>> begin
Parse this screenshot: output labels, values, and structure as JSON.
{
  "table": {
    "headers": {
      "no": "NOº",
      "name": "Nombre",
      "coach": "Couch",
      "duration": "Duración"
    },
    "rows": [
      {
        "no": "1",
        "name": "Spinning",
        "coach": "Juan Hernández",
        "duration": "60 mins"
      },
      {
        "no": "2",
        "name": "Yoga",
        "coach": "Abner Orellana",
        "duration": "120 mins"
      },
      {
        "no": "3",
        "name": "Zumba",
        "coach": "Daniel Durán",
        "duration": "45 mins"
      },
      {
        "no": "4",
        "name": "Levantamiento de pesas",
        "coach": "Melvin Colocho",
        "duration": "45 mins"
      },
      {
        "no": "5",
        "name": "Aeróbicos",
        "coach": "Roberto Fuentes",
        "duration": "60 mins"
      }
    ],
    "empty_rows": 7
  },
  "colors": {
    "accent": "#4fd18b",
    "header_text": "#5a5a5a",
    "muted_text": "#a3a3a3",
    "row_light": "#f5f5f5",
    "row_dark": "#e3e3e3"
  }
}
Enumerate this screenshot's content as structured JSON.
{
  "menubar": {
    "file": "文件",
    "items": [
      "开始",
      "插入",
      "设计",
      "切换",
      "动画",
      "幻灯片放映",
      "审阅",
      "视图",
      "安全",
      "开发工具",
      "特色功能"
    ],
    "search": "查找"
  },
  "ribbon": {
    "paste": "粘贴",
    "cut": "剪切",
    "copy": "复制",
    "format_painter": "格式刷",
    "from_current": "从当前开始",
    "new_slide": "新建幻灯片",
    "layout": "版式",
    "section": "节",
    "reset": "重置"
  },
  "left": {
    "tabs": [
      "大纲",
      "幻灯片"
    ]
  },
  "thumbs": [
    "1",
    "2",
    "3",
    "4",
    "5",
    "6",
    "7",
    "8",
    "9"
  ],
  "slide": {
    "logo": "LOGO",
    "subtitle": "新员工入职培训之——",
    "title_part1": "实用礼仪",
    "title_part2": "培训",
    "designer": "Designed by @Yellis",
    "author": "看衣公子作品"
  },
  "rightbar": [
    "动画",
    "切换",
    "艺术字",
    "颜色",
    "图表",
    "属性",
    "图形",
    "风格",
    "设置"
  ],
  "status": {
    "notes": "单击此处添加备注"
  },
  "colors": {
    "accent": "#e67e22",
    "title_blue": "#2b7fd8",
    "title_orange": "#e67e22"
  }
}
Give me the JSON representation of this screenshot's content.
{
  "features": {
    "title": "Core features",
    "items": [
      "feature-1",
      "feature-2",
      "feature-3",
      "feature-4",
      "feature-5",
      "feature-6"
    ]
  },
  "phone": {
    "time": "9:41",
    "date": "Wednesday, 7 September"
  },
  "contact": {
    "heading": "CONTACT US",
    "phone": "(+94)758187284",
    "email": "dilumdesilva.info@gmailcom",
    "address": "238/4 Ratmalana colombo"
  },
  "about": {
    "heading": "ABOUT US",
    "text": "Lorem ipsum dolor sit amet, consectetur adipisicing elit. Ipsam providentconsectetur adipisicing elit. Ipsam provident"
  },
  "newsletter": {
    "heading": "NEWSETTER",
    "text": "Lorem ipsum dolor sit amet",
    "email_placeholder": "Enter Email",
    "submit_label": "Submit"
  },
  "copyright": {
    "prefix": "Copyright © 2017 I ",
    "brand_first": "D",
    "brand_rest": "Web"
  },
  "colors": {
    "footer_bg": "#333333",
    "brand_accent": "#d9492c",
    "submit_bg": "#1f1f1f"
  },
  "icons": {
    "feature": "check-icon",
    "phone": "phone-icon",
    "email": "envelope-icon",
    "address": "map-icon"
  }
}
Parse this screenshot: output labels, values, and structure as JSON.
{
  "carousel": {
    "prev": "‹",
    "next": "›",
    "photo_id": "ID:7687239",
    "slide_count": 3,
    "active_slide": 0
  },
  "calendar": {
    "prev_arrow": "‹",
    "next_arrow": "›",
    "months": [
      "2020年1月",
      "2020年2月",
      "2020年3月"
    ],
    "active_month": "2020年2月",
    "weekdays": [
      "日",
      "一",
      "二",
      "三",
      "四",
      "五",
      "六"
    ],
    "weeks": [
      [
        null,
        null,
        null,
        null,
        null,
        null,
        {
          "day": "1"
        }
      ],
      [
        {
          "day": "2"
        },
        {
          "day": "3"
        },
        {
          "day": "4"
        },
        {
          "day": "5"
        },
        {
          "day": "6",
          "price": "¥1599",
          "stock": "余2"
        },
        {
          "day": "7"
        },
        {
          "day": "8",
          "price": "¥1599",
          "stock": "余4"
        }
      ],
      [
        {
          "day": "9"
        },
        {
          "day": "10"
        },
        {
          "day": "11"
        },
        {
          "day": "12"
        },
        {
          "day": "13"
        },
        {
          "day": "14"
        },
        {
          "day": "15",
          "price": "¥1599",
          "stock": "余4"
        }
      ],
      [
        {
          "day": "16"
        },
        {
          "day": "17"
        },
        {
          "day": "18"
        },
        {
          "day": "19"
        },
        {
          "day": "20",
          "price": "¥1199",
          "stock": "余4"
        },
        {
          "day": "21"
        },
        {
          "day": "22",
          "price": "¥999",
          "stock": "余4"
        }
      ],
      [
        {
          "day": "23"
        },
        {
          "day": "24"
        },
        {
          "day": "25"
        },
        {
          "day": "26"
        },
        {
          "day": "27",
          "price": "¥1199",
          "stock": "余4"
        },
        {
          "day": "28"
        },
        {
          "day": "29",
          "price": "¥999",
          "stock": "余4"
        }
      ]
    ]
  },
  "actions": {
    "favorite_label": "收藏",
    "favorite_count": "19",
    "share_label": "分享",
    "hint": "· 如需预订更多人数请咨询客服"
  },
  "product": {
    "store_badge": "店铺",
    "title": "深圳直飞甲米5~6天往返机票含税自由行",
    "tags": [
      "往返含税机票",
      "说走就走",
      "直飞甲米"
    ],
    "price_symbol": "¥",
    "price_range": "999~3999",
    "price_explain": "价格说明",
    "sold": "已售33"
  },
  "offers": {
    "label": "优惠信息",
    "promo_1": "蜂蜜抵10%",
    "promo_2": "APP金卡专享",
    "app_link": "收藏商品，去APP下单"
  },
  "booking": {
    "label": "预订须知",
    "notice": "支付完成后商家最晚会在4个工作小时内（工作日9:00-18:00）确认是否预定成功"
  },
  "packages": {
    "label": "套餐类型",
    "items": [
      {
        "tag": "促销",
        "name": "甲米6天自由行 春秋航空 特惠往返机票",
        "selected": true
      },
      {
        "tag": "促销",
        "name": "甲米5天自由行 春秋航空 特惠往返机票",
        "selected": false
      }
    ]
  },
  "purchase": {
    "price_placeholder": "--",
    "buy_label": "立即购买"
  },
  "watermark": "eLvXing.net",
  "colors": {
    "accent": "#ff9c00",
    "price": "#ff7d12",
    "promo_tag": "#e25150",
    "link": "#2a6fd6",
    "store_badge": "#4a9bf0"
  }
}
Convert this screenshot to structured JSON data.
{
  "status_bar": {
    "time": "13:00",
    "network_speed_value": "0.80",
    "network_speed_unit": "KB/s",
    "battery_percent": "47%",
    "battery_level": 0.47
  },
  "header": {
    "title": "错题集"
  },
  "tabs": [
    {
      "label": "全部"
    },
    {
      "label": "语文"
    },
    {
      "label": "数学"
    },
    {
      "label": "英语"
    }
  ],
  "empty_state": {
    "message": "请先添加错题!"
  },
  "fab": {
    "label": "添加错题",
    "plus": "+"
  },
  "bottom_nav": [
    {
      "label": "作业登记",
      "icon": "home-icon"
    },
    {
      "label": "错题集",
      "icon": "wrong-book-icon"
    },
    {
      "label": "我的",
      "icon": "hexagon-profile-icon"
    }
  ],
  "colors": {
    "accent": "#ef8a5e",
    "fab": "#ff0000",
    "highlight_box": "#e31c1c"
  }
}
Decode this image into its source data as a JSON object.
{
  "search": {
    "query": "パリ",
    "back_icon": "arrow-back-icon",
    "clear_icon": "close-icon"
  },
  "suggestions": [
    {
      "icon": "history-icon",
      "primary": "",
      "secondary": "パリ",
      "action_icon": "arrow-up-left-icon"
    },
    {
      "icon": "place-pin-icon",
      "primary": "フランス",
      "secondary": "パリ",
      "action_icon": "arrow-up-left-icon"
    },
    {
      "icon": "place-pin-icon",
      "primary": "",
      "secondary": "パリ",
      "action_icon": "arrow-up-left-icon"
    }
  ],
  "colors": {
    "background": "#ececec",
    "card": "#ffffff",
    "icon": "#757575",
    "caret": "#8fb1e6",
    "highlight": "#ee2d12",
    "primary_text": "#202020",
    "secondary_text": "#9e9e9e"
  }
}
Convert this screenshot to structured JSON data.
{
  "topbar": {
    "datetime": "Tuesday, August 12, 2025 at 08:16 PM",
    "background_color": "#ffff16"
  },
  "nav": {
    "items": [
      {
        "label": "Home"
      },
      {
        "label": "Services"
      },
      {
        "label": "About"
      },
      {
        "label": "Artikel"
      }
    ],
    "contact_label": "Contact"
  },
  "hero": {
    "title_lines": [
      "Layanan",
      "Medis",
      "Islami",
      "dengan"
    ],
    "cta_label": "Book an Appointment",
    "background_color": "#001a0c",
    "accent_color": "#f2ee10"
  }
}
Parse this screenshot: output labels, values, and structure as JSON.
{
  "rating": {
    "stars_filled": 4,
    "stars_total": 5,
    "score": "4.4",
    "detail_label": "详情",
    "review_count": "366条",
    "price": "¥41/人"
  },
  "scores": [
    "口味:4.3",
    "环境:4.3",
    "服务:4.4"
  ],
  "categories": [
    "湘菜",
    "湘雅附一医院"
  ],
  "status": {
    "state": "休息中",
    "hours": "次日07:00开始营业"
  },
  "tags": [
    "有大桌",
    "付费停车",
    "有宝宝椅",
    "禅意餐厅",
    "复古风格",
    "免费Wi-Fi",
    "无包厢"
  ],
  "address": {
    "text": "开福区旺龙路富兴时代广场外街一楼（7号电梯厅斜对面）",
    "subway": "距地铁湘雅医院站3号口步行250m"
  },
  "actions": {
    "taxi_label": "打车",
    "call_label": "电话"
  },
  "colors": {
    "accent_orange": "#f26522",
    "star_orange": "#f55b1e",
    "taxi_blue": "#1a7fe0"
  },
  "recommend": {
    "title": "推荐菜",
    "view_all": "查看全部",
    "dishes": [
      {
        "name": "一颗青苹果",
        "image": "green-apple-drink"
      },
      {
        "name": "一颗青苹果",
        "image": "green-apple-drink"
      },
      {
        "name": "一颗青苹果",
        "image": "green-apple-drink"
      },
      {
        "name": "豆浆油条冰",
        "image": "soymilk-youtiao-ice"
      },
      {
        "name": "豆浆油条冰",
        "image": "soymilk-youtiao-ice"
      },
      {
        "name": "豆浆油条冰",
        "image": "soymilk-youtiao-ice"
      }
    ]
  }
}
>> end
• [What you need to do]: Copy out each line that contains the word "coach".

• [Output for this task]:
      "coach": "Couch",
        "coach": "Juan Hernández",
        "coach": "Abner Orellana",
        "coach": "Daniel Durán",
        "coach": "Melvin Colocho",
        "coach": "Roberto Fuentes",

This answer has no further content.